# [DIRECTIONS FOR THIS TASK]
Write the data below out exactly as it stands. Do not include the pictures.

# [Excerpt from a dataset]
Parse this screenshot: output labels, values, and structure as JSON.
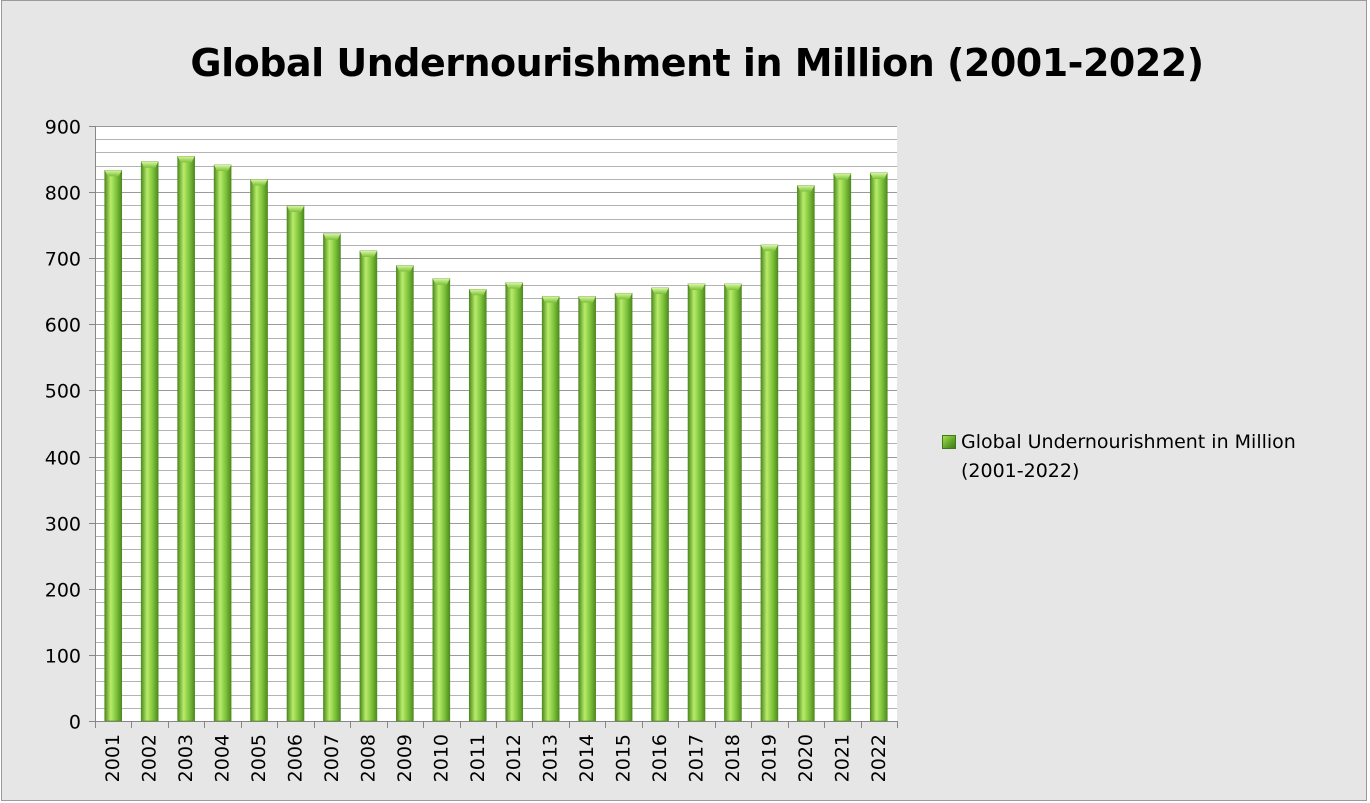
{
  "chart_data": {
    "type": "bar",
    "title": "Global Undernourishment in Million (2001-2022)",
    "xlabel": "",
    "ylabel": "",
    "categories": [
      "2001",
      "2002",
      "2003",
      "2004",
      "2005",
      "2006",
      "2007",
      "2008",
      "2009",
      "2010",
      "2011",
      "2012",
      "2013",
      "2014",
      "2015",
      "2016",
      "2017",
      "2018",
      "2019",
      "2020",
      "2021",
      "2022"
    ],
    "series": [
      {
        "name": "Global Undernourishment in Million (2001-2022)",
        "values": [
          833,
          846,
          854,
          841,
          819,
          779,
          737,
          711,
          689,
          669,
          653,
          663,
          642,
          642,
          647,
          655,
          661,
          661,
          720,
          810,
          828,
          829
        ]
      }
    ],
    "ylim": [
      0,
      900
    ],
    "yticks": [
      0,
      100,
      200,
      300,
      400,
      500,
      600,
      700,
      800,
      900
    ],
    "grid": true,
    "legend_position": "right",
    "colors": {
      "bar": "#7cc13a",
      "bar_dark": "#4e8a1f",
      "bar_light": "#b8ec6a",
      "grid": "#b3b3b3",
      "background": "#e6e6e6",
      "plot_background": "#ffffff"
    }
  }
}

# [EXERCISE OUTPUT]
Parse this screenshot: output labels, values, and structure as JSON.
{
  "chart_data": {
    "type": "bar",
    "title": "Global Undernourishment in Million (2001-2022)",
    "xlabel": "",
    "ylabel": "",
    "categories": [
      "2001",
      "2002",
      "2003",
      "2004",
      "2005",
      "2006",
      "2007",
      "2008",
      "2009",
      "2010",
      "2011",
      "2012",
      "2013",
      "2014",
      "2015",
      "2016",
      "2017",
      "2018",
      "2019",
      "2020",
      "2021",
      "2022"
    ],
    "series": [
      {
        "name": "Global Undernourishment in Million (2001-2022)",
        "values": [
          833,
          846,
          854,
          841,
          819,
          779,
          737,
          711,
          689,
          669,
          653,
          663,
          642,
          642,
          647,
          655,
          661,
          661,
          720,
          810,
          828,
          829
        ]
      }
    ],
    "ylim": [
      0,
      900
    ],
    "yticks": [
      0,
      100,
      200,
      300,
      400,
      500,
      600,
      700,
      800,
      900
    ],
    "grid": true,
    "legend_position": "right",
    "colors": {
      "bar": "#7cc13a",
      "bar_dark": "#4e8a1f",
      "bar_light": "#b8ec6a",
      "grid": "#b3b3b3",
      "background": "#e6e6e6",
      "plot_background": "#ffffff"
    }
  }
}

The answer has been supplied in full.